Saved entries
==========

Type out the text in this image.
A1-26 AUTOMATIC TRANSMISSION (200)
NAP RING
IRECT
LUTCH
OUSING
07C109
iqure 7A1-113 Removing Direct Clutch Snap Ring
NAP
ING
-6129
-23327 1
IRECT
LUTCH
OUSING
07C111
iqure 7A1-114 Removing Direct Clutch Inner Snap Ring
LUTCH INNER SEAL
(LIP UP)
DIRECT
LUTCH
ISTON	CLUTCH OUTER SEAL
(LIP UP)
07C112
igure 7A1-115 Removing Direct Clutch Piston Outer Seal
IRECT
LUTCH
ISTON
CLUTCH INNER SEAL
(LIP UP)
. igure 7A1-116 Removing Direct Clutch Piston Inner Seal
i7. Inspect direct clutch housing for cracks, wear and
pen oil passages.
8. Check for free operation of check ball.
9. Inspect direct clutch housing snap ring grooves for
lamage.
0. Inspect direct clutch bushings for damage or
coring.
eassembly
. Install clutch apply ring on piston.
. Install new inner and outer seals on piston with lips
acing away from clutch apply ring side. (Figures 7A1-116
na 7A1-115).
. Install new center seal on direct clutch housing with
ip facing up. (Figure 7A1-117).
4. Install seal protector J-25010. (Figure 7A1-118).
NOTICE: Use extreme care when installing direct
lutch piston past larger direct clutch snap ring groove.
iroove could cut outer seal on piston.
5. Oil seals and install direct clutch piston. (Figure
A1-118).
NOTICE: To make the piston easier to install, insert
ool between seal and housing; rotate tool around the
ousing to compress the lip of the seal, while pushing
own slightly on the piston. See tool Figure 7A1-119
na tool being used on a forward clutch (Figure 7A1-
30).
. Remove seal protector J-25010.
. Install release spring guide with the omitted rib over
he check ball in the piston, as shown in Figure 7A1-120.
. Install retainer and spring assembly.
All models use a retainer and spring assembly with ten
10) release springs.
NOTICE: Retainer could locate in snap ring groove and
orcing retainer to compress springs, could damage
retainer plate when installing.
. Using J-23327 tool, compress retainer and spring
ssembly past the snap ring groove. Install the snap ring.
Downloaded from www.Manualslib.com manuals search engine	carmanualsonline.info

==========

**Task details:** Across the entries above, how many lines contain "housing"? Provide only the count.

**Solution:** 4